■ **What to do**
Restate the data word for word and leave the images out.

───── Task inputs ─────

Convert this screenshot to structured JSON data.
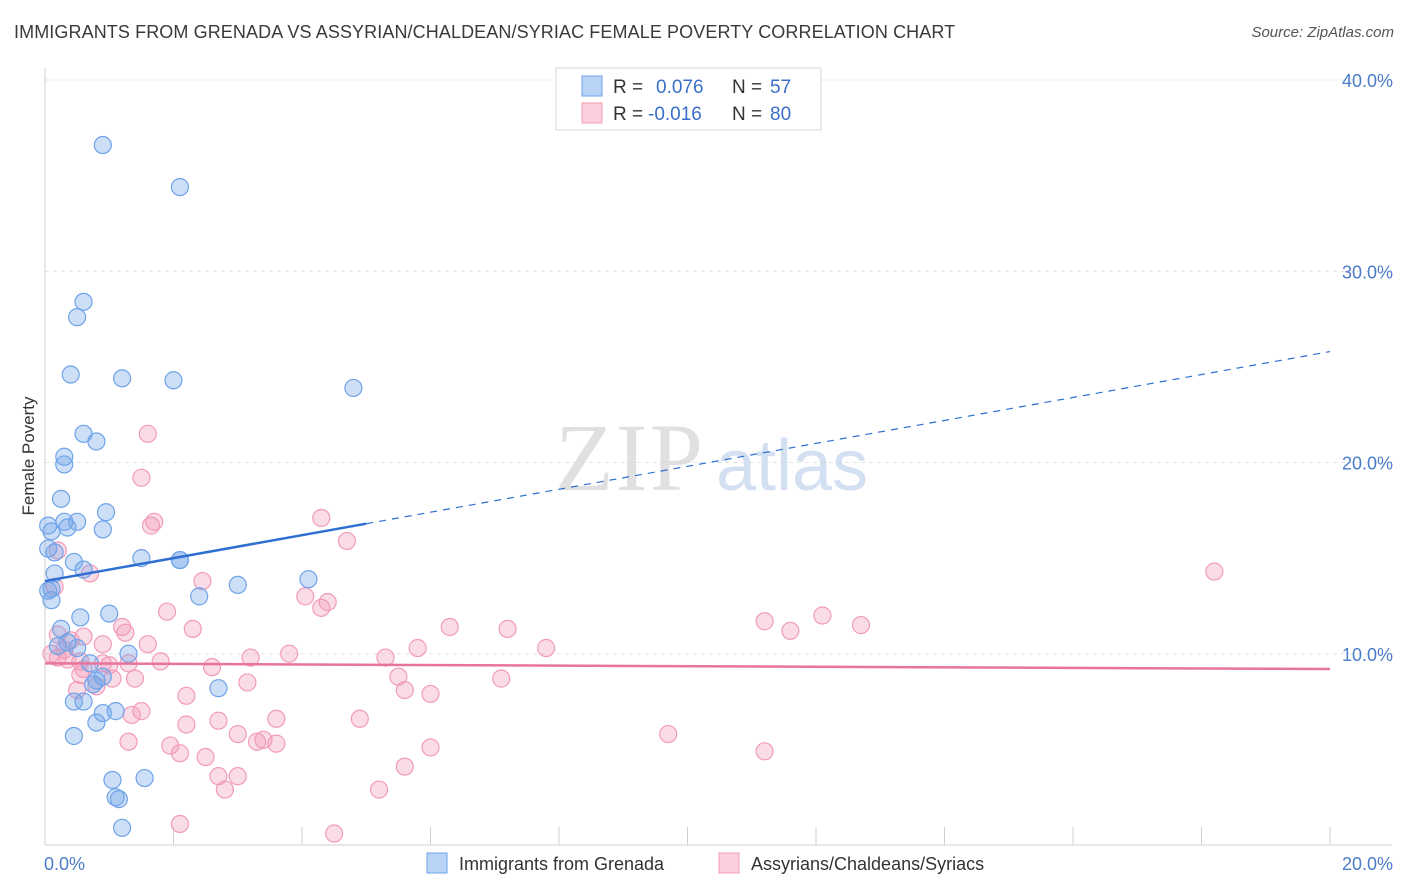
{
  "title": "IMMIGRANTS FROM GRENADA VS ASSYRIAN/CHALDEAN/SYRIAC FEMALE POVERTY CORRELATION CHART",
  "source": "Source: ZipAtlas.com",
  "watermark": {
    "zip": "ZIP",
    "atlas": "atlas"
  },
  "chart_data": {
    "type": "scatter",
    "ylabel": "Female Poverty",
    "xlabel": "",
    "xlim": [
      0,
      20
    ],
    "ylim": [
      0,
      40
    ],
    "x_ticks": [
      {
        "v": 0,
        "label": "0.0%"
      },
      {
        "v": 20,
        "label": "20.0%"
      }
    ],
    "y_ticks": [
      {
        "v": 10,
        "label": "10.0%"
      },
      {
        "v": 20,
        "label": "20.0%"
      },
      {
        "v": 30,
        "label": "30.0%"
      },
      {
        "v": 40,
        "label": "40.0%"
      }
    ],
    "legend_stats": [
      {
        "r_label": "R = ",
        "r": "0.076",
        "n_label": "N = ",
        "n": "57"
      },
      {
        "r_label": "R = ",
        "r": "-0.016",
        "n_label": "N = ",
        "n": "80"
      }
    ],
    "series": [
      {
        "name": "Immigrants from Grenada",
        "color": "#6fa3e8",
        "line_color": "#2f6fd1",
        "trend": {
          "x0": 0,
          "y0": 13.8,
          "x_solid_end": 5.0,
          "x1": 20,
          "y1": 25.8
        },
        "points": [
          [
            0.9,
            36.6
          ],
          [
            2.1,
            34.4
          ],
          [
            0.6,
            28.4
          ],
          [
            0.5,
            27.6
          ],
          [
            0.4,
            24.6
          ],
          [
            1.2,
            24.4
          ],
          [
            2.0,
            24.3
          ],
          [
            4.8,
            23.9
          ],
          [
            0.6,
            21.5
          ],
          [
            0.8,
            21.1
          ],
          [
            0.3,
            20.3
          ],
          [
            0.3,
            19.9
          ],
          [
            0.25,
            18.1
          ],
          [
            0.95,
            17.4
          ],
          [
            0.3,
            16.9
          ],
          [
            0.5,
            16.9
          ],
          [
            0.35,
            16.6
          ],
          [
            0.9,
            16.5
          ],
          [
            0.05,
            16.7
          ],
          [
            0.1,
            16.4
          ],
          [
            0.05,
            15.5
          ],
          [
            0.15,
            15.3
          ],
          [
            1.5,
            15.0
          ],
          [
            0.45,
            14.8
          ],
          [
            2.1,
            14.9
          ],
          [
            2.1,
            14.9
          ],
          [
            0.6,
            14.4
          ],
          [
            0.15,
            14.2
          ],
          [
            0.1,
            13.4
          ],
          [
            0.1,
            12.8
          ],
          [
            3.0,
            13.6
          ],
          [
            4.1,
            13.9
          ],
          [
            2.4,
            13.0
          ],
          [
            0.55,
            11.9
          ],
          [
            1.0,
            12.1
          ],
          [
            0.25,
            11.3
          ],
          [
            0.35,
            10.6
          ],
          [
            0.5,
            10.3
          ],
          [
            0.2,
            10.4
          ],
          [
            1.3,
            10.0
          ],
          [
            0.7,
            9.5
          ],
          [
            0.9,
            8.8
          ],
          [
            0.8,
            8.6
          ],
          [
            0.75,
            8.4
          ],
          [
            2.7,
            8.2
          ],
          [
            0.45,
            7.5
          ],
          [
            0.6,
            7.5
          ],
          [
            1.1,
            7.0
          ],
          [
            0.9,
            6.9
          ],
          [
            0.8,
            6.4
          ],
          [
            0.45,
            5.7
          ],
          [
            1.05,
            3.4
          ],
          [
            1.55,
            3.5
          ],
          [
            1.1,
            2.5
          ],
          [
            1.15,
            2.4
          ],
          [
            1.2,
            0.9
          ],
          [
            0.05,
            13.3
          ]
        ]
      },
      {
        "name": "Assyrians/Chaldeans/Syriacs",
        "color": "#f29bb8",
        "line_color": "#e8749c",
        "trend": {
          "x0": 0,
          "y0": 9.5,
          "x1": 20,
          "y1": 9.2
        },
        "points": [
          [
            1.6,
            21.5
          ],
          [
            1.5,
            19.2
          ],
          [
            4.3,
            17.1
          ],
          [
            1.7,
            16.9
          ],
          [
            1.65,
            16.7
          ],
          [
            4.7,
            15.9
          ],
          [
            0.2,
            15.4
          ],
          [
            0.7,
            14.2
          ],
          [
            2.45,
            13.8
          ],
          [
            0.15,
            13.5
          ],
          [
            4.05,
            13.0
          ],
          [
            4.4,
            12.7
          ],
          [
            4.3,
            12.4
          ],
          [
            1.9,
            12.2
          ],
          [
            18.2,
            14.3
          ],
          [
            11.2,
            11.7
          ],
          [
            12.1,
            12.0
          ],
          [
            11.6,
            11.2
          ],
          [
            12.7,
            11.5
          ],
          [
            6.3,
            11.4
          ],
          [
            7.2,
            11.3
          ],
          [
            2.3,
            11.3
          ],
          [
            1.2,
            11.4
          ],
          [
            1.25,
            11.1
          ],
          [
            0.2,
            11.0
          ],
          [
            0.6,
            10.9
          ],
          [
            0.9,
            10.5
          ],
          [
            1.6,
            10.5
          ],
          [
            5.8,
            10.3
          ],
          [
            7.8,
            10.3
          ],
          [
            0.3,
            10.2
          ],
          [
            3.8,
            10.0
          ],
          [
            0.1,
            10.0
          ],
          [
            0.2,
            9.8
          ],
          [
            3.2,
            9.8
          ],
          [
            5.3,
            9.8
          ],
          [
            0.55,
            9.6
          ],
          [
            1.8,
            9.6
          ],
          [
            0.9,
            9.5
          ],
          [
            1.3,
            9.5
          ],
          [
            2.6,
            9.3
          ],
          [
            0.55,
            8.9
          ],
          [
            5.5,
            8.8
          ],
          [
            1.4,
            8.7
          ],
          [
            1.05,
            8.7
          ],
          [
            3.15,
            8.5
          ],
          [
            7.1,
            8.7
          ],
          [
            5.6,
            8.1
          ],
          [
            6.0,
            7.9
          ],
          [
            2.2,
            7.8
          ],
          [
            0.5,
            8.1
          ],
          [
            0.8,
            8.3
          ],
          [
            1.5,
            7.0
          ],
          [
            1.35,
            6.8
          ],
          [
            3.6,
            6.6
          ],
          [
            2.7,
            6.5
          ],
          [
            4.9,
            6.6
          ],
          [
            2.2,
            6.3
          ],
          [
            3.0,
            5.8
          ],
          [
            9.7,
            5.8
          ],
          [
            1.3,
            5.4
          ],
          [
            3.3,
            5.4
          ],
          [
            3.4,
            5.5
          ],
          [
            3.6,
            5.3
          ],
          [
            1.95,
            5.2
          ],
          [
            6.0,
            5.1
          ],
          [
            2.1,
            4.8
          ],
          [
            2.5,
            4.6
          ],
          [
            11.2,
            4.9
          ],
          [
            5.6,
            4.1
          ],
          [
            2.7,
            3.6
          ],
          [
            3.0,
            3.6
          ],
          [
            2.8,
            2.9
          ],
          [
            5.2,
            2.9
          ],
          [
            2.1,
            1.1
          ],
          [
            4.5,
            0.6
          ],
          [
            0.4,
            10.7
          ],
          [
            0.35,
            9.7
          ],
          [
            1.0,
            9.4
          ],
          [
            0.6,
            9.2
          ]
        ]
      }
    ]
  }
}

─────

■ **Exercise solution**
Convert this screenshot to structured JSON data.
{
  "title": "IMMIGRANTS FROM GRENADA VS ASSYRIAN/CHALDEAN/SYRIAC FEMALE POVERTY CORRELATION CHART",
  "source": "Source: ZipAtlas.com",
  "watermark": {
    "zip": "ZIP",
    "atlas": "atlas"
  },
  "chart_data": {
    "type": "scatter",
    "ylabel": "Female Poverty",
    "xlabel": "",
    "xlim": [
      0,
      20
    ],
    "ylim": [
      0,
      40
    ],
    "x_ticks": [
      {
        "v": 0,
        "label": "0.0%"
      },
      {
        "v": 20,
        "label": "20.0%"
      }
    ],
    "y_ticks": [
      {
        "v": 10,
        "label": "10.0%"
      },
      {
        "v": 20,
        "label": "20.0%"
      },
      {
        "v": 30,
        "label": "30.0%"
      },
      {
        "v": 40,
        "label": "40.0%"
      }
    ],
    "legend_stats": [
      {
        "r_label": "R = ",
        "r": "0.076",
        "n_label": "N = ",
        "n": "57"
      },
      {
        "r_label": "R = ",
        "r": "-0.016",
        "n_label": "N = ",
        "n": "80"
      }
    ],
    "series": [
      {
        "name": "Immigrants from Grenada",
        "color": "#6fa3e8",
        "line_color": "#2f6fd1",
        "trend": {
          "x0": 0,
          "y0": 13.8,
          "x_solid_end": 5.0,
          "x1": 20,
          "y1": 25.8
        },
        "points": [
          [
            0.9,
            36.6
          ],
          [
            2.1,
            34.4
          ],
          [
            0.6,
            28.4
          ],
          [
            0.5,
            27.6
          ],
          [
            0.4,
            24.6
          ],
          [
            1.2,
            24.4
          ],
          [
            2.0,
            24.3
          ],
          [
            4.8,
            23.9
          ],
          [
            0.6,
            21.5
          ],
          [
            0.8,
            21.1
          ],
          [
            0.3,
            20.3
          ],
          [
            0.3,
            19.9
          ],
          [
            0.25,
            18.1
          ],
          [
            0.95,
            17.4
          ],
          [
            0.3,
            16.9
          ],
          [
            0.5,
            16.9
          ],
          [
            0.35,
            16.6
          ],
          [
            0.9,
            16.5
          ],
          [
            0.05,
            16.7
          ],
          [
            0.1,
            16.4
          ],
          [
            0.05,
            15.5
          ],
          [
            0.15,
            15.3
          ],
          [
            1.5,
            15.0
          ],
          [
            0.45,
            14.8
          ],
          [
            2.1,
            14.9
          ],
          [
            2.1,
            14.9
          ],
          [
            0.6,
            14.4
          ],
          [
            0.15,
            14.2
          ],
          [
            0.1,
            13.4
          ],
          [
            0.1,
            12.8
          ],
          [
            3.0,
            13.6
          ],
          [
            4.1,
            13.9
          ],
          [
            2.4,
            13.0
          ],
          [
            0.55,
            11.9
          ],
          [
            1.0,
            12.1
          ],
          [
            0.25,
            11.3
          ],
          [
            0.35,
            10.6
          ],
          [
            0.5,
            10.3
          ],
          [
            0.2,
            10.4
          ],
          [
            1.3,
            10.0
          ],
          [
            0.7,
            9.5
          ],
          [
            0.9,
            8.8
          ],
          [
            0.8,
            8.6
          ],
          [
            0.75,
            8.4
          ],
          [
            2.7,
            8.2
          ],
          [
            0.45,
            7.5
          ],
          [
            0.6,
            7.5
          ],
          [
            1.1,
            7.0
          ],
          [
            0.9,
            6.9
          ],
          [
            0.8,
            6.4
          ],
          [
            0.45,
            5.7
          ],
          [
            1.05,
            3.4
          ],
          [
            1.55,
            3.5
          ],
          [
            1.1,
            2.5
          ],
          [
            1.15,
            2.4
          ],
          [
            1.2,
            0.9
          ],
          [
            0.05,
            13.3
          ]
        ]
      },
      {
        "name": "Assyrians/Chaldeans/Syriacs",
        "color": "#f29bb8",
        "line_color": "#e8749c",
        "trend": {
          "x0": 0,
          "y0": 9.5,
          "x1": 20,
          "y1": 9.2
        },
        "points": [
          [
            1.6,
            21.5
          ],
          [
            1.5,
            19.2
          ],
          [
            4.3,
            17.1
          ],
          [
            1.7,
            16.9
          ],
          [
            1.65,
            16.7
          ],
          [
            4.7,
            15.9
          ],
          [
            0.2,
            15.4
          ],
          [
            0.7,
            14.2
          ],
          [
            2.45,
            13.8
          ],
          [
            0.15,
            13.5
          ],
          [
            4.05,
            13.0
          ],
          [
            4.4,
            12.7
          ],
          [
            4.3,
            12.4
          ],
          [
            1.9,
            12.2
          ],
          [
            18.2,
            14.3
          ],
          [
            11.2,
            11.7
          ],
          [
            12.1,
            12.0
          ],
          [
            11.6,
            11.2
          ],
          [
            12.7,
            11.5
          ],
          [
            6.3,
            11.4
          ],
          [
            7.2,
            11.3
          ],
          [
            2.3,
            11.3
          ],
          [
            1.2,
            11.4
          ],
          [
            1.25,
            11.1
          ],
          [
            0.2,
            11.0
          ],
          [
            0.6,
            10.9
          ],
          [
            0.9,
            10.5
          ],
          [
            1.6,
            10.5
          ],
          [
            5.8,
            10.3
          ],
          [
            7.8,
            10.3
          ],
          [
            0.3,
            10.2
          ],
          [
            3.8,
            10.0
          ],
          [
            0.1,
            10.0
          ],
          [
            0.2,
            9.8
          ],
          [
            3.2,
            9.8
          ],
          [
            5.3,
            9.8
          ],
          [
            0.55,
            9.6
          ],
          [
            1.8,
            9.6
          ],
          [
            0.9,
            9.5
          ],
          [
            1.3,
            9.5
          ],
          [
            2.6,
            9.3
          ],
          [
            0.55,
            8.9
          ],
          [
            5.5,
            8.8
          ],
          [
            1.4,
            8.7
          ],
          [
            1.05,
            8.7
          ],
          [
            3.15,
            8.5
          ],
          [
            7.1,
            8.7
          ],
          [
            5.6,
            8.1
          ],
          [
            6.0,
            7.9
          ],
          [
            2.2,
            7.8
          ],
          [
            0.5,
            8.1
          ],
          [
            0.8,
            8.3
          ],
          [
            1.5,
            7.0
          ],
          [
            1.35,
            6.8
          ],
          [
            3.6,
            6.6
          ],
          [
            2.7,
            6.5
          ],
          [
            4.9,
            6.6
          ],
          [
            2.2,
            6.3
          ],
          [
            3.0,
            5.8
          ],
          [
            9.7,
            5.8
          ],
          [
            1.3,
            5.4
          ],
          [
            3.3,
            5.4
          ],
          [
            3.4,
            5.5
          ],
          [
            3.6,
            5.3
          ],
          [
            1.95,
            5.2
          ],
          [
            6.0,
            5.1
          ],
          [
            2.1,
            4.8
          ],
          [
            2.5,
            4.6
          ],
          [
            11.2,
            4.9
          ],
          [
            5.6,
            4.1
          ],
          [
            2.7,
            3.6
          ],
          [
            3.0,
            3.6
          ],
          [
            2.8,
            2.9
          ],
          [
            5.2,
            2.9
          ],
          [
            2.1,
            1.1
          ],
          [
            4.5,
            0.6
          ],
          [
            0.4,
            10.7
          ],
          [
            0.35,
            9.7
          ],
          [
            1.0,
            9.4
          ],
          [
            0.6,
            9.2
          ]
        ]
      }
    ]
  }
}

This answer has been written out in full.